**What the exercise asks:**
Please copy all the lines that follow, word for word.

%%

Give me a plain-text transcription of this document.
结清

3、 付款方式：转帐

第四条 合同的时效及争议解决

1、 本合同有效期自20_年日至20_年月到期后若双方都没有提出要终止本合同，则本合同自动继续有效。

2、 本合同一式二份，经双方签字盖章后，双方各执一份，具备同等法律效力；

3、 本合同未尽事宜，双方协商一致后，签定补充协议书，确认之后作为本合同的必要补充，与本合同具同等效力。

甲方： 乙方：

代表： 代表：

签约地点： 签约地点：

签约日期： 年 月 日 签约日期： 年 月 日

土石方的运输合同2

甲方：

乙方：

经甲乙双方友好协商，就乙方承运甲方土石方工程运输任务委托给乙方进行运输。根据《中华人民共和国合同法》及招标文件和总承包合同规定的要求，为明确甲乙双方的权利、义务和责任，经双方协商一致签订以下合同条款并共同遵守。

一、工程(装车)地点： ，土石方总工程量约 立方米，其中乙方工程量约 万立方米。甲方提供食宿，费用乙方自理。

%%

**Right answer:**
Give me a plain-text transcription of this document.
结清

3、 付款方式：转帐

第四条 合同的时效及争议解决

1、 本合同有效期自20_年日至20_年月到期后若双方都没有提出要终止本合同，则本合同自动继续有效。

2、 本合同一式二份，经双方签字盖章后，双方各执一份，具备同等法律效力；

3、 本合同未尽事宜，双方协商一致后，签定补充协议书，确认之后作为本合同的必要补充，与本合同具同等效力。

甲方： 乙方：

代表： 代表：

签约地点： 签约地点：

签约日期： 年 月 日 签约日期： 年 月 日

土石方的运输合同2

甲方：

乙方：

经甲乙双方友好协商，就乙方承运甲方土石方工程运输任务委托给乙方进行运输。根据《中华人民共和国合同法》及招标文件和总承包合同规定的要求，为明确甲乙双方的权利、义务和责任，经双方协商一致签订以下合同条款并共同遵守。

一、工程(装车)地点： ，土石方总工程量约 立方米，其中乙方工程量约 万立方米。甲方提供食宿，费用乙方自理。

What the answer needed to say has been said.